--- Begin MATERIAL PROVIDED ---
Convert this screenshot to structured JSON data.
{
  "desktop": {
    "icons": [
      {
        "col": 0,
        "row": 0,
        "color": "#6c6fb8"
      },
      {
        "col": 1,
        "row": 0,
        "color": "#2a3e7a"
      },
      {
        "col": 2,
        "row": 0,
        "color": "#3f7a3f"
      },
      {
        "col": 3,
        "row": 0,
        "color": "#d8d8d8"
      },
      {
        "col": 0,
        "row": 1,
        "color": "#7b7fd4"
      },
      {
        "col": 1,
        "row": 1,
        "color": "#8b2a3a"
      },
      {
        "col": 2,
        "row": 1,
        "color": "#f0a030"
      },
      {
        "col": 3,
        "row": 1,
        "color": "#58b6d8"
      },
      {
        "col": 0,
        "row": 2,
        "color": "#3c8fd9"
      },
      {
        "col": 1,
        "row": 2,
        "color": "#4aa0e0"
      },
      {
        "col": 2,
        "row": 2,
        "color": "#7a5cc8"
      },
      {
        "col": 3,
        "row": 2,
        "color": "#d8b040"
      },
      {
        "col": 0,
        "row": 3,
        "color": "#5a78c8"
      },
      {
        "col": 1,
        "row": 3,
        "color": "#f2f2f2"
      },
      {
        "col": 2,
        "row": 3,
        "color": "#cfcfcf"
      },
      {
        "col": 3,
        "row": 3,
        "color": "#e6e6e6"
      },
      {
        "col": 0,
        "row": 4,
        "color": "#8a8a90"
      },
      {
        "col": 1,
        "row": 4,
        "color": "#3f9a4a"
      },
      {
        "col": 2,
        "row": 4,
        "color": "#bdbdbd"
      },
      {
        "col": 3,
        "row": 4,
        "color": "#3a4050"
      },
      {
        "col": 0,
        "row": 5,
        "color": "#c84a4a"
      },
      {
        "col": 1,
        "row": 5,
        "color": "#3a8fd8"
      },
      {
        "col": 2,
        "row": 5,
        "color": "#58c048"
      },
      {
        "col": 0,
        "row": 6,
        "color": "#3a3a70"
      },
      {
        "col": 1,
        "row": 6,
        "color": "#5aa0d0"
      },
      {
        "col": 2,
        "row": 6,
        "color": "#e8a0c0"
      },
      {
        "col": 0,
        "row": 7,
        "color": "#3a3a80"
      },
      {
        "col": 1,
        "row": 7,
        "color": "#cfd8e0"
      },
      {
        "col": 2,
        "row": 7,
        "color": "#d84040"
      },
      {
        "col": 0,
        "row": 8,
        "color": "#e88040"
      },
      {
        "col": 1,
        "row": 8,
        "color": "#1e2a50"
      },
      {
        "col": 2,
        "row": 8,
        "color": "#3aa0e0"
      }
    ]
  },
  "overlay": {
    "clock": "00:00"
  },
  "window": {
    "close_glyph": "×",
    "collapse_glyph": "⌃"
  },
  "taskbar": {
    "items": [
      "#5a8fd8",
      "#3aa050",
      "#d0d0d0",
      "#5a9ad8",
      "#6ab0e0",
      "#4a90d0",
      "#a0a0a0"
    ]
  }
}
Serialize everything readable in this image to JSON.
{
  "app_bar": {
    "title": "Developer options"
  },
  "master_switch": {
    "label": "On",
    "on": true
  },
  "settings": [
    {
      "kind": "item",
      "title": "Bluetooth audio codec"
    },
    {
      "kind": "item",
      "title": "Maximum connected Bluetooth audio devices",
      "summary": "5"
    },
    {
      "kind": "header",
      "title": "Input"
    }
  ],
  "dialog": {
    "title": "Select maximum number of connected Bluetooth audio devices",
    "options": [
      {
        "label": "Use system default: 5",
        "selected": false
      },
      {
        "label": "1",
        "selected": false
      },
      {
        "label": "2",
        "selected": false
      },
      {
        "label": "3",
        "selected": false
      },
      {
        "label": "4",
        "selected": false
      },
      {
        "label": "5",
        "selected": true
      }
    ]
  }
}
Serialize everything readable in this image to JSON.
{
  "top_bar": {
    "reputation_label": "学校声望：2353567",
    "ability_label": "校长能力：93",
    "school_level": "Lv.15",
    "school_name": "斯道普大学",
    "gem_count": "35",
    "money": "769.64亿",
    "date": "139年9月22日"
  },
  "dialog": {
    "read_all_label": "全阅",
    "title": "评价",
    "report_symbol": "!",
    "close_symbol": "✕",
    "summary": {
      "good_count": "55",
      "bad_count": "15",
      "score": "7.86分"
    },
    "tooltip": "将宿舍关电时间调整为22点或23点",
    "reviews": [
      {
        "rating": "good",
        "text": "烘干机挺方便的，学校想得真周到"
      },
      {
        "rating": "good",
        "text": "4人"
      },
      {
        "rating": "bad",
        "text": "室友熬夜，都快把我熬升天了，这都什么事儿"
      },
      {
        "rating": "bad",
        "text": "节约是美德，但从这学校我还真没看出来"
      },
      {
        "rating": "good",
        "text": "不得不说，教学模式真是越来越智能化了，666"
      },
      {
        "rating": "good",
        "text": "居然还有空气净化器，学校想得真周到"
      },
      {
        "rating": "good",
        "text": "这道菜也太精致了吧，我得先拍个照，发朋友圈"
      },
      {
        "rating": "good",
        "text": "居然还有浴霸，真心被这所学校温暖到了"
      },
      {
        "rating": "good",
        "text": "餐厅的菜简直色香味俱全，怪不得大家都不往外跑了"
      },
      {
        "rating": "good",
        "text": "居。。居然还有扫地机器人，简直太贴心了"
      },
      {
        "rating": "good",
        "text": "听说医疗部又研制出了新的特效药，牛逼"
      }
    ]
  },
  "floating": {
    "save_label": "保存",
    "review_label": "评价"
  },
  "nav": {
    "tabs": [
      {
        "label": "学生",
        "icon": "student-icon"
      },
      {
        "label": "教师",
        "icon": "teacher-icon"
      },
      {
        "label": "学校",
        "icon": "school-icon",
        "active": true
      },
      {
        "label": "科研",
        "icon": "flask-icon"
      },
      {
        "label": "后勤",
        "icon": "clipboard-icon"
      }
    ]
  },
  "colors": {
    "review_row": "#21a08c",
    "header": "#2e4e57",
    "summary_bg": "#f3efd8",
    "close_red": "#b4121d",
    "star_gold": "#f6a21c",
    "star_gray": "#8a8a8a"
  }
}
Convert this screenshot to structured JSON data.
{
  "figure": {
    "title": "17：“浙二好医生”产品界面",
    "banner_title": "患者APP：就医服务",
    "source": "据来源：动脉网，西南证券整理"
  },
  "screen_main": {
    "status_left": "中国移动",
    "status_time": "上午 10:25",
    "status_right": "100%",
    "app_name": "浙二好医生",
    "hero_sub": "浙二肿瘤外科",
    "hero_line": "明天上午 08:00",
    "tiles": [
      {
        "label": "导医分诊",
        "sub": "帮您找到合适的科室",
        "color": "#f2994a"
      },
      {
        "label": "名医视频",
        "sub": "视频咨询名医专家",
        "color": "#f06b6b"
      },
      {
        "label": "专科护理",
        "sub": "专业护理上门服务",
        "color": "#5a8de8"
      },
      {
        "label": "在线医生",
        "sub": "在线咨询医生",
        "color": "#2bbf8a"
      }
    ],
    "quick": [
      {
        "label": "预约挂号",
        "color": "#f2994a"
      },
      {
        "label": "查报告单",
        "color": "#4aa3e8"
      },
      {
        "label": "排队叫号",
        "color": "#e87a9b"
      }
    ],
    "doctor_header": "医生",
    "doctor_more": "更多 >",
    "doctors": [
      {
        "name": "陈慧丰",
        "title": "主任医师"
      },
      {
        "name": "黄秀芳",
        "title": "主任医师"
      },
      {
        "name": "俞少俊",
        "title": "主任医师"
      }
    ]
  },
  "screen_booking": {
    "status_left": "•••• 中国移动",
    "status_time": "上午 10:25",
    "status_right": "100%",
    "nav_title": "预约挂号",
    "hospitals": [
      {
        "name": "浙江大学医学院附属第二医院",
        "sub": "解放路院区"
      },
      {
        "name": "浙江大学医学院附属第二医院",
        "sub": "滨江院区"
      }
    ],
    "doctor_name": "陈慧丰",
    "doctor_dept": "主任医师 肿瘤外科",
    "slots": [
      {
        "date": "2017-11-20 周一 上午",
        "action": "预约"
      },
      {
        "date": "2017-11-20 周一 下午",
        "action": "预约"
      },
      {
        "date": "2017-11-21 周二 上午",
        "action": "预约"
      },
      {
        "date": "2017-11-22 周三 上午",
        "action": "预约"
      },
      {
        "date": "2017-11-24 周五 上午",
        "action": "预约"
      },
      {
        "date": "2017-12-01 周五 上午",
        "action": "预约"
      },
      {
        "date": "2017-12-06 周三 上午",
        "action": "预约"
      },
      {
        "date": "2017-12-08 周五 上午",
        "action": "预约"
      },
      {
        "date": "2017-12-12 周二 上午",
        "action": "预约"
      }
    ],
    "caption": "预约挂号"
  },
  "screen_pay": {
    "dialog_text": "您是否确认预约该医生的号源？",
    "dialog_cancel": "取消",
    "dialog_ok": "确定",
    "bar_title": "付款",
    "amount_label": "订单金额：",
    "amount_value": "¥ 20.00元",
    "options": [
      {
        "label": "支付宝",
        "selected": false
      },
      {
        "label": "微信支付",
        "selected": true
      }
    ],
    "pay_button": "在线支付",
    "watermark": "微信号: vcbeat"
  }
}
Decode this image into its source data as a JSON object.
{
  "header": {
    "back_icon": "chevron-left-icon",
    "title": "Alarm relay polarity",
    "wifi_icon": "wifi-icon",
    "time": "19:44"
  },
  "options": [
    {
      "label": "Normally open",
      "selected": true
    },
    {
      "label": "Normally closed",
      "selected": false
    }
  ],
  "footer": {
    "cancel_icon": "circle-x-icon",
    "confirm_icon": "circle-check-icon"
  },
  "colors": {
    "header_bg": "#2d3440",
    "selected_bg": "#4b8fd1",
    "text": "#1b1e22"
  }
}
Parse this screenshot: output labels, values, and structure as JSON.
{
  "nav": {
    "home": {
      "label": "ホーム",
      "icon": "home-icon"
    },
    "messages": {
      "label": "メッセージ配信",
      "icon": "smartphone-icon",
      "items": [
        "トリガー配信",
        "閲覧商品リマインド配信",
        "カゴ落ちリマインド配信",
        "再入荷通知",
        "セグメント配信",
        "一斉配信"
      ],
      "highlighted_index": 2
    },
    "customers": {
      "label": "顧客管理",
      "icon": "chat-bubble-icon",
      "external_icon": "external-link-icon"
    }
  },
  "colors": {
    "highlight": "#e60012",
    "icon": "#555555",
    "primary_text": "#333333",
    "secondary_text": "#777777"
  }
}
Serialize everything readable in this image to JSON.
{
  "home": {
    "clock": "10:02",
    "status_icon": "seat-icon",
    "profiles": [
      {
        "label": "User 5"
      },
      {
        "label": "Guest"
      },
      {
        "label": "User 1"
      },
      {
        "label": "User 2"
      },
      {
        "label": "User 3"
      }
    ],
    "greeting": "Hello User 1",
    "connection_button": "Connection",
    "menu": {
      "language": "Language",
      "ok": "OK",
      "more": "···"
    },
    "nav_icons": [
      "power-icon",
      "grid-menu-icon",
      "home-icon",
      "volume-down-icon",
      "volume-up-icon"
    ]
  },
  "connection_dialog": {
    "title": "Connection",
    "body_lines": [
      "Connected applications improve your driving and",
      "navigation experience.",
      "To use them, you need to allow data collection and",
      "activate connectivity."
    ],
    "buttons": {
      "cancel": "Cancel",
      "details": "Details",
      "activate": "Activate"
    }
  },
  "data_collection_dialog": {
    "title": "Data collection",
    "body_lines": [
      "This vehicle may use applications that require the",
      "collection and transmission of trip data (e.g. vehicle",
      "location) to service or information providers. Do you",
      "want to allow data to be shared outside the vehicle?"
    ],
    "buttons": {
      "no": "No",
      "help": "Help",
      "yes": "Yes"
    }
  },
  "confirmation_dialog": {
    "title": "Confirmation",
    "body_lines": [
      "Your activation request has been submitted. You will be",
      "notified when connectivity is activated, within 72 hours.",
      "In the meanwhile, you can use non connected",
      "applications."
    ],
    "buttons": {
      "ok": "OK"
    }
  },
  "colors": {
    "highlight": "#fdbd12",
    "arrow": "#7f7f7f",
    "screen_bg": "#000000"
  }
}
--- End MATERIAL PROVIDED ---
## [DESCRIPTION OF THE TASK]
List every line above that holds the word "true".

## [EXERCISE RESPONSE]
    "on": true
        "selected": true
        "active": true
        "selected": true
      "selected": true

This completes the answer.